● Records provided

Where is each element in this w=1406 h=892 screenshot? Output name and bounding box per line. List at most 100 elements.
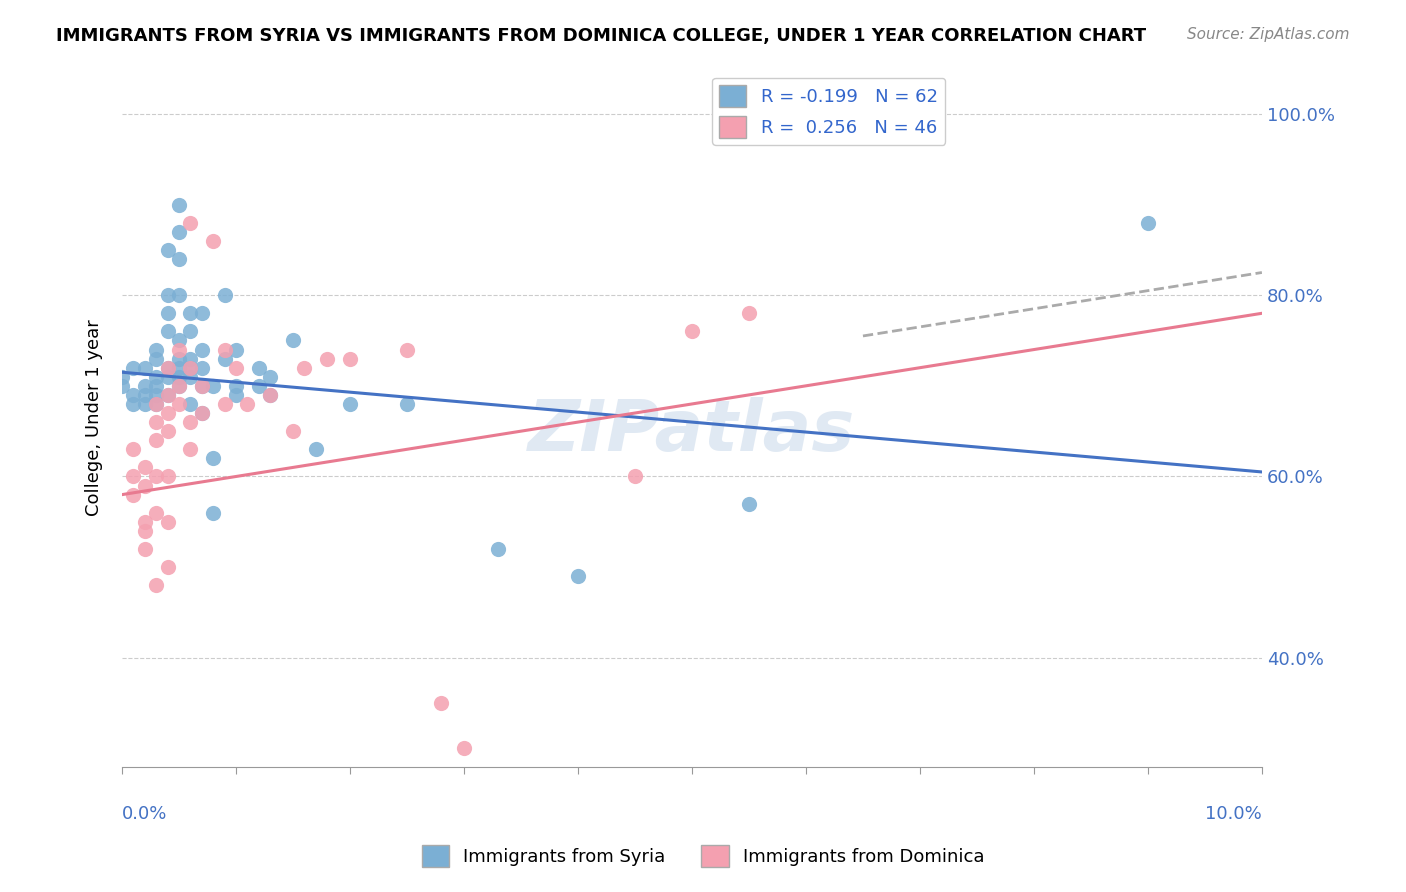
Point [179, 306, 201, 320]
Point [259, 369, 281, 384]
Point [145, 415, 167, 429]
Point [179, 397, 201, 411]
Point [156, 515, 179, 529]
Point [179, 360, 201, 375]
Point [167, 252, 190, 266]
Point [486, 541, 509, 556]
Point [156, 369, 179, 384]
Point [134, 515, 156, 529]
Point [1136, 216, 1159, 230]
Point [395, 343, 418, 357]
Point [567, 569, 589, 583]
Point [681, 325, 703, 339]
Point [134, 478, 156, 492]
Point [134, 541, 156, 556]
Point [111, 379, 134, 393]
Point [134, 379, 156, 393]
Point [395, 397, 418, 411]
Point [156, 306, 179, 320]
Point [156, 243, 179, 257]
Point [167, 288, 190, 302]
Point [156, 360, 179, 375]
Text: 10.0%: 10.0% [1205, 805, 1263, 823]
Point [145, 397, 167, 411]
Point [179, 360, 201, 375]
Point [156, 360, 179, 375]
Point [134, 397, 156, 411]
Point [167, 197, 190, 211]
Point [247, 379, 270, 393]
Point [179, 415, 201, 429]
Point [156, 288, 179, 302]
Point [339, 351, 361, 366]
Point [122, 488, 145, 502]
Point [294, 360, 316, 375]
Point [145, 469, 167, 483]
Point [179, 442, 201, 457]
Point [145, 397, 167, 411]
Point [134, 388, 156, 402]
Text: ZIPatlas: ZIPatlas [529, 397, 856, 466]
Point [281, 424, 304, 438]
Point [225, 343, 247, 357]
Point [191, 379, 214, 393]
Point [179, 325, 201, 339]
Point [167, 369, 190, 384]
Point [167, 225, 190, 239]
Point [202, 234, 225, 248]
Point [339, 397, 361, 411]
Point [156, 469, 179, 483]
Point [738, 306, 761, 320]
Point [145, 369, 167, 384]
Text: Source: ZipAtlas.com: Source: ZipAtlas.com [1187, 27, 1350, 42]
Point [191, 343, 214, 357]
Point [122, 442, 145, 457]
Point [236, 397, 259, 411]
Point [214, 397, 236, 411]
Point [259, 388, 281, 402]
Point [145, 351, 167, 366]
Point [145, 388, 167, 402]
Point [247, 360, 270, 375]
Point [225, 360, 247, 375]
Point [122, 388, 145, 402]
Point [156, 406, 179, 420]
Point [225, 379, 247, 393]
Point [156, 388, 179, 402]
Point [202, 379, 225, 393]
Y-axis label: College, Under 1 year: College, Under 1 year [86, 319, 103, 516]
Point [202, 451, 225, 466]
Point [122, 469, 145, 483]
Point [156, 424, 179, 438]
Point [167, 379, 190, 393]
Point [191, 406, 214, 420]
Point [167, 360, 190, 375]
Point [214, 288, 236, 302]
Point [191, 406, 214, 420]
Point [167, 351, 190, 366]
Point [179, 369, 201, 384]
Point [111, 369, 134, 384]
Point [122, 360, 145, 375]
Point [214, 351, 236, 366]
Point [430, 696, 453, 710]
Point [202, 506, 225, 520]
Point [225, 388, 247, 402]
Point [179, 351, 201, 366]
Point [145, 578, 167, 592]
Point [179, 216, 201, 230]
Text: 0.0%: 0.0% [122, 805, 167, 823]
Point [145, 506, 167, 520]
Point [156, 388, 179, 402]
Legend: Immigrants from Syria, Immigrants from Dominica: Immigrants from Syria, Immigrants from D… [415, 838, 991, 874]
Point [191, 360, 214, 375]
Point [122, 397, 145, 411]
Point [214, 343, 236, 357]
Point [281, 334, 304, 348]
Point [624, 469, 647, 483]
Point [305, 442, 328, 457]
Point [156, 325, 179, 339]
Point [145, 343, 167, 357]
Text: IMMIGRANTS FROM SYRIA VS IMMIGRANTS FROM DOMINICA COLLEGE, UNDER 1 YEAR CORRELAT: IMMIGRANTS FROM SYRIA VS IMMIGRANTS FROM… [56, 27, 1146, 45]
Point [145, 434, 167, 448]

● Task directions
Write out every one of the rows above line for line, with no changes, and omit the pictures from your answer.

● Completed task
Where is each element in this w=1406 h=892 screenshot? Output name and bounding box per line. List at most 100 elements.
Point [179, 306, 201, 320]
Point [259, 369, 281, 384]
Point [145, 415, 167, 429]
Point [179, 397, 201, 411]
Point [156, 515, 179, 529]
Point [179, 360, 201, 375]
Point [167, 252, 190, 266]
Point [486, 541, 509, 556]
Point [156, 369, 179, 384]
Point [134, 515, 156, 529]
Point [1136, 216, 1159, 230]
Point [395, 343, 418, 357]
Point [567, 569, 589, 583]
Point [681, 325, 703, 339]
Point [134, 478, 156, 492]
Point [134, 541, 156, 556]
Point [111, 379, 134, 393]
Point [134, 379, 156, 393]
Point [395, 397, 418, 411]
Point [156, 306, 179, 320]
Point [156, 243, 179, 257]
Point [167, 288, 190, 302]
Point [156, 360, 179, 375]
Text: 10.0%: 10.0% [1205, 805, 1263, 823]
Point [145, 397, 167, 411]
Point [179, 360, 201, 375]
Point [156, 360, 179, 375]
Point [134, 397, 156, 411]
Point [167, 197, 190, 211]
Point [247, 379, 270, 393]
Point [179, 415, 201, 429]
Point [156, 288, 179, 302]
Point [339, 351, 361, 366]
Point [122, 488, 145, 502]
Point [294, 360, 316, 375]
Point [145, 469, 167, 483]
Point [179, 442, 201, 457]
Point [145, 397, 167, 411]
Point [134, 388, 156, 402]
Text: ZIPatlas: ZIPatlas [529, 397, 856, 466]
Point [281, 424, 304, 438]
Point [225, 343, 247, 357]
Point [191, 379, 214, 393]
Point [179, 325, 201, 339]
Point [167, 369, 190, 384]
Point [167, 225, 190, 239]
Point [202, 234, 225, 248]
Point [339, 397, 361, 411]
Point [156, 469, 179, 483]
Point [738, 306, 761, 320]
Point [145, 369, 167, 384]
Text: Source: ZipAtlas.com: Source: ZipAtlas.com [1187, 27, 1350, 42]
Point [191, 343, 214, 357]
Point [122, 442, 145, 457]
Point [236, 397, 259, 411]
Point [214, 397, 236, 411]
Point [259, 388, 281, 402]
Point [145, 351, 167, 366]
Point [145, 388, 167, 402]
Point [247, 360, 270, 375]
Point [225, 360, 247, 375]
Point [122, 388, 145, 402]
Point [156, 406, 179, 420]
Point [225, 379, 247, 393]
Point [156, 388, 179, 402]
Point [202, 379, 225, 393]
Y-axis label: College, Under 1 year: College, Under 1 year [86, 319, 103, 516]
Point [202, 451, 225, 466]
Point [122, 469, 145, 483]
Point [156, 424, 179, 438]
Point [167, 379, 190, 393]
Point [191, 406, 214, 420]
Point [167, 360, 190, 375]
Point [214, 288, 236, 302]
Point [191, 406, 214, 420]
Point [167, 351, 190, 366]
Point [179, 369, 201, 384]
Point [111, 369, 134, 384]
Point [122, 360, 145, 375]
Point [214, 351, 236, 366]
Point [430, 696, 453, 710]
Point [202, 506, 225, 520]
Point [225, 388, 247, 402]
Point [179, 351, 201, 366]
Point [145, 578, 167, 592]
Point [179, 216, 201, 230]
Text: 0.0%: 0.0% [122, 805, 167, 823]
Point [145, 506, 167, 520]
Point [156, 388, 179, 402]
Legend: Immigrants from Syria, Immigrants from Dominica: Immigrants from Syria, Immigrants from D… [415, 838, 991, 874]
Point [191, 360, 214, 375]
Point [122, 397, 145, 411]
Point [214, 343, 236, 357]
Point [281, 334, 304, 348]
Point [624, 469, 647, 483]
Point [305, 442, 328, 457]
Point [156, 325, 179, 339]
Point [145, 343, 167, 357]
Text: IMMIGRANTS FROM SYRIA VS IMMIGRANTS FROM DOMINICA COLLEGE, UNDER 1 YEAR CORRELAT: IMMIGRANTS FROM SYRIA VS IMMIGRANTS FROM… [56, 27, 1146, 45]
Point [145, 434, 167, 448]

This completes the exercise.